* **Written instruction**: Pull every line containing "Szűcs" out of the material below.

* **Given data**:
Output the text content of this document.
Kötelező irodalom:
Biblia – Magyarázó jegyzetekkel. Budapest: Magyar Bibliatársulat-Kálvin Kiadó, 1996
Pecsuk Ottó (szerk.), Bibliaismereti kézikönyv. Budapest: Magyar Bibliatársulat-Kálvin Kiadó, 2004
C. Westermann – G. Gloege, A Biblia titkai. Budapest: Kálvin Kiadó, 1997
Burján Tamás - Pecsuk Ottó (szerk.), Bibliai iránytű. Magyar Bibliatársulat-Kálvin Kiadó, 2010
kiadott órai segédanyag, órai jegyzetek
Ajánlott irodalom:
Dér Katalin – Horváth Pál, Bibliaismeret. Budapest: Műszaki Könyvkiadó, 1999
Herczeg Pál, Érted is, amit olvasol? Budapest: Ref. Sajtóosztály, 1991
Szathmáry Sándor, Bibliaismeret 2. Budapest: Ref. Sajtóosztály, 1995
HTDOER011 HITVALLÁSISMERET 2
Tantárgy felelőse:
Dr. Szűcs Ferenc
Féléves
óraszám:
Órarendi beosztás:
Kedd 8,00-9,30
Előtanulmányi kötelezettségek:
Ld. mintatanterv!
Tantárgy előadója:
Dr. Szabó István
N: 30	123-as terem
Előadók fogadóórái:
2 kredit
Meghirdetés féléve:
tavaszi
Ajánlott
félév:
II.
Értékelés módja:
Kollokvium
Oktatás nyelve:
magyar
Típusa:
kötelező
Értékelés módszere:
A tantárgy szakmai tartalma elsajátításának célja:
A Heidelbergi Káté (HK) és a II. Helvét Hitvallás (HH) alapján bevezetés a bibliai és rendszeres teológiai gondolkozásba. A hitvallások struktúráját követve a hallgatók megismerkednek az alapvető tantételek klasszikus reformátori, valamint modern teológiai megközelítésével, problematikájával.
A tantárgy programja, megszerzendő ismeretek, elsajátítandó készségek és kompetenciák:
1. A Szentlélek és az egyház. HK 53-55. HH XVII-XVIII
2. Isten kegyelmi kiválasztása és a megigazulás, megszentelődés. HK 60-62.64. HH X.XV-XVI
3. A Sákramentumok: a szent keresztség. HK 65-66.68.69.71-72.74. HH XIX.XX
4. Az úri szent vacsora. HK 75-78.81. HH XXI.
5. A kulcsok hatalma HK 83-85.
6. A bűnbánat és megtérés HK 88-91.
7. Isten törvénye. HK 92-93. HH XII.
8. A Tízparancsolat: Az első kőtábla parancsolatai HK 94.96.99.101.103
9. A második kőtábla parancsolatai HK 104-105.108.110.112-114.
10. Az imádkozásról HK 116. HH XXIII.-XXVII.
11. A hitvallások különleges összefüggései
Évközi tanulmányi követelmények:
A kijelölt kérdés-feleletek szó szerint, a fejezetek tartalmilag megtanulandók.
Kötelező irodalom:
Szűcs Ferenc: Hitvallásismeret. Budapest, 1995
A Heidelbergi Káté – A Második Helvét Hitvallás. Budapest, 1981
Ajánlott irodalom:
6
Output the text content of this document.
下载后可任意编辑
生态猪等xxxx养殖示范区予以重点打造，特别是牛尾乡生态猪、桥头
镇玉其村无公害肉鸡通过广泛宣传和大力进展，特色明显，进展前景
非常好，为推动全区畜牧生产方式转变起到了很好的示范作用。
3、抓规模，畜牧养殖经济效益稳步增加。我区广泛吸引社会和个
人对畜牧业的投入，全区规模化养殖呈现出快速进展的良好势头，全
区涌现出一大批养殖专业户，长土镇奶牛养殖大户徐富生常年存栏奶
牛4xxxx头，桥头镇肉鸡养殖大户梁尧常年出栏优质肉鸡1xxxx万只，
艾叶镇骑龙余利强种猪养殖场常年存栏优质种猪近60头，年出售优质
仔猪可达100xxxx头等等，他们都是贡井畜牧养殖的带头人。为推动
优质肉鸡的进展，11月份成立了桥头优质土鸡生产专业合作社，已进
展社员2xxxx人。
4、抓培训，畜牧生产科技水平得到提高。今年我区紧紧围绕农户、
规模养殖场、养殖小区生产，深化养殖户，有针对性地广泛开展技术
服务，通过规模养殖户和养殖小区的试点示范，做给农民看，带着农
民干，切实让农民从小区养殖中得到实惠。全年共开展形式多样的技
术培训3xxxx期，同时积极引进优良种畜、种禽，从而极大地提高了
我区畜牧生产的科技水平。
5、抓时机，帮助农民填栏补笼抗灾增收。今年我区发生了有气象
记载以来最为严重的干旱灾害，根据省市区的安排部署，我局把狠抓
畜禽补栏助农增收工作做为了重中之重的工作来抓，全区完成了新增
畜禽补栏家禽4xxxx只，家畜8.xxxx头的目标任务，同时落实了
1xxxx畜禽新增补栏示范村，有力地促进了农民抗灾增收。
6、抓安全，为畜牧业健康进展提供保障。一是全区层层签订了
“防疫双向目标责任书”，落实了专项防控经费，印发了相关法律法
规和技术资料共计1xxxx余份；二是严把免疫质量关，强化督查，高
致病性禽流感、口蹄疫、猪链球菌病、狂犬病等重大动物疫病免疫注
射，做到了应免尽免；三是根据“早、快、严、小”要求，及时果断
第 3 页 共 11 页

* **Response to this exercise**:
Dr. Szűcs Ferenc
Szűcs Ferenc: Hitvallásismeret. Budapest, 1995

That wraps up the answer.